* WORK REQUIRED: Print the listing below in its entirety, character for character.

* SOURCE DATA:
....

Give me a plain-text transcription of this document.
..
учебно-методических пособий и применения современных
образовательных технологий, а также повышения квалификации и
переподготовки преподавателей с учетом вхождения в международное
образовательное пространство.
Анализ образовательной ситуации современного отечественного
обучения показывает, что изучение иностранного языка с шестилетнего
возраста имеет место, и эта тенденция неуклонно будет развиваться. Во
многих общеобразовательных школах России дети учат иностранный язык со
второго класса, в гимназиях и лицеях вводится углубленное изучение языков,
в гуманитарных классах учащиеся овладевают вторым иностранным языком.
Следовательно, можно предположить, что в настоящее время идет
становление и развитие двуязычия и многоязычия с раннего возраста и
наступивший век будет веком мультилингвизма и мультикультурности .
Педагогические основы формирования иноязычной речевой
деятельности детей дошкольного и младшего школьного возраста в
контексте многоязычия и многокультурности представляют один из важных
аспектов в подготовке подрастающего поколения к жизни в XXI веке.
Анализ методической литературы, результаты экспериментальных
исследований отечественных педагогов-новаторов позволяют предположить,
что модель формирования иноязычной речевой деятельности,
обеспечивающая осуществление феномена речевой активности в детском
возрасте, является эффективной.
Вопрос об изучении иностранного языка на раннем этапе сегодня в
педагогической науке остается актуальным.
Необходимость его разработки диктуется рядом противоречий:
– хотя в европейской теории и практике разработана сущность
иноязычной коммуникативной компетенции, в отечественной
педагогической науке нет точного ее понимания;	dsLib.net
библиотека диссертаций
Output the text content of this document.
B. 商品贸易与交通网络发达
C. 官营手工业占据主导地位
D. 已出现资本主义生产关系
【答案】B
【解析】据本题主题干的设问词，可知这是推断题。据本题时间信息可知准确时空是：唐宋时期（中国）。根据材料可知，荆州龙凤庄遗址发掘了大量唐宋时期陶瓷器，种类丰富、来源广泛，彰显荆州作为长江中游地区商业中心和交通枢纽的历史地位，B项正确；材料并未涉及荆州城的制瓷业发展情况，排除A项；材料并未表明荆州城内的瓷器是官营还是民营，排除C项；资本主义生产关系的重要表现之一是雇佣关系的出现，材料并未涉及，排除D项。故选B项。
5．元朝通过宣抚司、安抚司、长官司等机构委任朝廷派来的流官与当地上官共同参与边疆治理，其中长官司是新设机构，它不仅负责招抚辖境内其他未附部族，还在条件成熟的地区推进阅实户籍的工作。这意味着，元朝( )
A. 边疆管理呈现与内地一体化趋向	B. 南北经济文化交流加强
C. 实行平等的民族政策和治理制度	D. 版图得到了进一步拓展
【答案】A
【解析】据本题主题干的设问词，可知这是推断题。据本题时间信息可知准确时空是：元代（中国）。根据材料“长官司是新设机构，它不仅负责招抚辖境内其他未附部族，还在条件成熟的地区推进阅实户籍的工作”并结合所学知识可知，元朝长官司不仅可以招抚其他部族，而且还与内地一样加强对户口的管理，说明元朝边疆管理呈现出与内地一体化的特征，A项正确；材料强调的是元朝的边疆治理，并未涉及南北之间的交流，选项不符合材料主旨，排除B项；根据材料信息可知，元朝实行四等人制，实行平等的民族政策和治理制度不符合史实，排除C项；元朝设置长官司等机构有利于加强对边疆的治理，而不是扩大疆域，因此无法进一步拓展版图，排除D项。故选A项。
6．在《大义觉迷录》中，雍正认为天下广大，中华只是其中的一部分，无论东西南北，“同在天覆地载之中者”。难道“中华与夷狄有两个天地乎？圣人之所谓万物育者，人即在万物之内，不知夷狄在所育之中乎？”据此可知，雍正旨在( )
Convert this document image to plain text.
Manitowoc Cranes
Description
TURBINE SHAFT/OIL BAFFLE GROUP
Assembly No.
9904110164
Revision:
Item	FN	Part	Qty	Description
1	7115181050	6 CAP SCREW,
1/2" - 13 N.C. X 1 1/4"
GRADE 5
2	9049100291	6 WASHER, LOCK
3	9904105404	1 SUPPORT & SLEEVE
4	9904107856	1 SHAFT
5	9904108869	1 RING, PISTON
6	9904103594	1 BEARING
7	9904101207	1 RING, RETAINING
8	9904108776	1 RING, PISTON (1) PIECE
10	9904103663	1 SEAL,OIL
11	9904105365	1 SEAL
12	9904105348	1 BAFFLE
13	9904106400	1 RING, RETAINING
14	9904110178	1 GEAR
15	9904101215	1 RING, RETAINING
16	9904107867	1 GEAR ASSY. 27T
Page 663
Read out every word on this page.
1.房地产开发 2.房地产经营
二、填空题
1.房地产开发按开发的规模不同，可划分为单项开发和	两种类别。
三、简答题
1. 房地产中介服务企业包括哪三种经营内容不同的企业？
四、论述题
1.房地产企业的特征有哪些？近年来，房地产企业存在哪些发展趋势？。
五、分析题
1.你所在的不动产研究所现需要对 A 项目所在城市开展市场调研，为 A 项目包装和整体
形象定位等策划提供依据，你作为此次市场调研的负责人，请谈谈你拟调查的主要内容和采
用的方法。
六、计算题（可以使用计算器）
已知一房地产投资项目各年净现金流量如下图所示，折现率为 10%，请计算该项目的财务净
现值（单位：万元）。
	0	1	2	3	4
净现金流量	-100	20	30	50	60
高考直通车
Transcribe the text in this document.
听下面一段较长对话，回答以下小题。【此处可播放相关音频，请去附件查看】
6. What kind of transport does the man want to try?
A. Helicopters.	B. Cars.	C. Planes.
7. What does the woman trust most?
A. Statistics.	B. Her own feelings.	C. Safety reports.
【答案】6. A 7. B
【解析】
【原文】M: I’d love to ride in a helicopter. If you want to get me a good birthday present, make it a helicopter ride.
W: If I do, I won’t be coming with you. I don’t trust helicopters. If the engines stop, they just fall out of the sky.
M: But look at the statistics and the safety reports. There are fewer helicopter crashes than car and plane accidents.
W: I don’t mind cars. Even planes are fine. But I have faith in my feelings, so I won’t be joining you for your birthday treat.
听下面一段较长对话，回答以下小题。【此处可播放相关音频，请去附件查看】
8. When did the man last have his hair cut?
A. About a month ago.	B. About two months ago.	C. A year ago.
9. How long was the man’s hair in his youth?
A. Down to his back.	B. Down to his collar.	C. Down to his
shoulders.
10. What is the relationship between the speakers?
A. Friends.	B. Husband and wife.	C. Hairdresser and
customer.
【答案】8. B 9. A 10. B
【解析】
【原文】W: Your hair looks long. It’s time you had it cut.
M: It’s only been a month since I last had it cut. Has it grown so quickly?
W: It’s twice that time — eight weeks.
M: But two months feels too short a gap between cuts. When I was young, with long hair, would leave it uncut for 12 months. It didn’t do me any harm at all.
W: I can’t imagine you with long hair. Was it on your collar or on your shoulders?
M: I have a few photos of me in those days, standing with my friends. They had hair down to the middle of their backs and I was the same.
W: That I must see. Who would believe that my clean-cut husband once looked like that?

....

* RESULT FOR THIS EXERCISE:
Give me a plain-text transcription of this document.
..
учебно-методических пособий и применения современных
образовательных технологий, а также повышения квалификации и
переподготовки преподавателей с учетом вхождения в международное
образовательное пространство.
Анализ образовательной ситуации современного отечественного
обучения показывает, что изучение иностранного языка с шестилетнего
возраста имеет место, и эта тенденция неуклонно будет развиваться. Во
многих общеобразовательных школах России дети учат иностранный язык со
второго класса, в гимназиях и лицеях вводится углубленное изучение языков,
в гуманитарных классах учащиеся овладевают вторым иностранным языком.
Следовательно, можно предположить, что в настоящее время идет
становление и развитие двуязычия и многоязычия с раннего возраста и
наступивший век будет веком мультилингвизма и мультикультурности .
Педагогические основы формирования иноязычной речевой
деятельности детей дошкольного и младшего школьного возраста в
контексте многоязычия и многокультурности представляют один из важных
аспектов в подготовке подрастающего поколения к жизни в XXI веке.
Анализ методической литературы, результаты экспериментальных
исследований отечественных педагогов-новаторов позволяют предположить,
что модель формирования иноязычной речевой деятельности,
обеспечивающая осуществление феномена речевой активности в детском
возрасте, является эффективной.
Вопрос об изучении иностранного языка на раннем этапе сегодня в
педагогической науке остается актуальным.
Необходимость его разработки диктуется рядом противоречий:
– хотя в европейской теории и практике разработана сущность
иноязычной коммуникативной компетенции, в отечественной
педагогической науке нет точного ее понимания;	dsLib.net
библиотека диссертаций
Output the text content of this document.
B. 商品贸易与交通网络发达
C. 官营手工业占据主导地位
D. 已出现资本主义生产关系
【答案】B
【解析】据本题主题干的设问词，可知这是推断题。据本题时间信息可知准确时空是：唐宋时期（中国）。根据材料可知，荆州龙凤庄遗址发掘了大量唐宋时期陶瓷器，种类丰富、来源广泛，彰显荆州作为长江中游地区商业中心和交通枢纽的历史地位，B项正确；材料并未涉及荆州城的制瓷业发展情况，排除A项；材料并未表明荆州城内的瓷器是官营还是民营，排除C项；资本主义生产关系的重要表现之一是雇佣关系的出现，材料并未涉及，排除D项。故选B项。
5．元朝通过宣抚司、安抚司、长官司等机构委任朝廷派来的流官与当地上官共同参与边疆治理，其中长官司是新设机构，它不仅负责招抚辖境内其他未附部族，还在条件成熟的地区推进阅实户籍的工作。这意味着，元朝( )
A. 边疆管理呈现与内地一体化趋向	B. 南北经济文化交流加强
C. 实行平等的民族政策和治理制度	D. 版图得到了进一步拓展
【答案】A
【解析】据本题主题干的设问词，可知这是推断题。据本题时间信息可知准确时空是：元代（中国）。根据材料“长官司是新设机构，它不仅负责招抚辖境内其他未附部族，还在条件成熟的地区推进阅实户籍的工作”并结合所学知识可知，元朝长官司不仅可以招抚其他部族，而且还与内地一样加强对户口的管理，说明元朝边疆管理呈现出与内地一体化的特征，A项正确；材料强调的是元朝的边疆治理，并未涉及南北之间的交流，选项不符合材料主旨，排除B项；根据材料信息可知，元朝实行四等人制，实行平等的民族政策和治理制度不符合史实，排除C项；元朝设置长官司等机构有利于加强对边疆的治理，而不是扩大疆域，因此无法进一步拓展版图，排除D项。故选A项。
6．在《大义觉迷录》中，雍正认为天下广大，中华只是其中的一部分，无论东西南北，“同在天覆地载之中者”。难道“中华与夷狄有两个天地乎？圣人之所谓万物育者，人即在万物之内，不知夷狄在所育之中乎？”据此可知，雍正旨在( )
Convert this document image to plain text.
Manitowoc Cranes
Description
TURBINE SHAFT/OIL BAFFLE GROUP
Assembly No.
9904110164
Revision:
Item	FN	Part	Qty	Description
1	7115181050	6 CAP SCREW,
1/2" - 13 N.C. X 1 1/4"
GRADE 5
2	9049100291	6 WASHER, LOCK
3	9904105404	1 SUPPORT & SLEEVE
4	9904107856	1 SHAFT
5	9904108869	1 RING, PISTON
6	9904103594	1 BEARING
7	9904101207	1 RING, RETAINING
8	9904108776	1 RING, PISTON (1) PIECE
10	9904103663	1 SEAL,OIL
11	9904105365	1 SEAL
12	9904105348	1 BAFFLE
13	9904106400	1 RING, RETAINING
14	9904110178	1 GEAR
15	9904101215	1 RING, RETAINING
16	9904107867	1 GEAR ASSY. 27T
Page 663
Read out every word on this page.
1.房地产开发 2.房地产经营
二、填空题
1.房地产开发按开发的规模不同，可划分为单项开发和	两种类别。
三、简答题
1. 房地产中介服务企业包括哪三种经营内容不同的企业？
四、论述题
1.房地产企业的特征有哪些？近年来，房地产企业存在哪些发展趋势？。
五、分析题
1.你所在的不动产研究所现需要对 A 项目所在城市开展市场调研，为 A 项目包装和整体
形象定位等策划提供依据，你作为此次市场调研的负责人，请谈谈你拟调查的主要内容和采
用的方法。
六、计算题（可以使用计算器）
已知一房地产投资项目各年净现金流量如下图所示，折现率为 10%，请计算该项目的财务净
现值（单位：万元）。
	0	1	2	3	4
净现金流量	-100	20	30	50	60
高考直通车
Transcribe the text in this document.
听下面一段较长对话，回答以下小题。【此处可播放相关音频，请去附件查看】
6. What kind of transport does the man want to try?
A. Helicopters.	B. Cars.	C. Planes.
7. What does the woman trust most?
A. Statistics.	B. Her own feelings.	C. Safety reports.
【答案】6. A 7. B
【解析】
【原文】M: I’d love to ride in a helicopter. If you want to get me a good birthday present, make it a helicopter ride.
W: If I do, I won’t be coming with you. I don’t trust helicopters. If the engines stop, they just fall out of the sky.
M: But look at the statistics and the safety reports. There are fewer helicopter crashes than car and plane accidents.
W: I don’t mind cars. Even planes are fine. But I have faith in my feelings, so I won’t be joining you for your birthday treat.
听下面一段较长对话，回答以下小题。【此处可播放相关音频，请去附件查看】
8. When did the man last have his hair cut?
A. About a month ago.	B. About two months ago.	C. A year ago.
9. How long was the man’s hair in his youth?
A. Down to his back.	B. Down to his collar.	C. Down to his
shoulders.
10. What is the relationship between the speakers?
A. Friends.	B. Husband and wife.	C. Hairdresser and
customer.
【答案】8. B 9. A 10. B
【解析】
【原文】W: Your hair looks long. It’s time you had it cut.
M: It’s only been a month since I last had it cut. Has it grown so quickly?
W: It’s twice that time — eight weeks.
M: But two months feels too short a gap between cuts. When I was young, with long hair, would leave it uncut for 12 months. It didn’t do me any harm at all.
W: I can’t imagine you with long hair. Was it on your collar or on your shoulders?
M: I have a few photos of me in those days, standing with my friends. They had hair down to the middle of their backs and I was the same.
W: That I must see. Who would believe that my clean-cut husband once looked like that?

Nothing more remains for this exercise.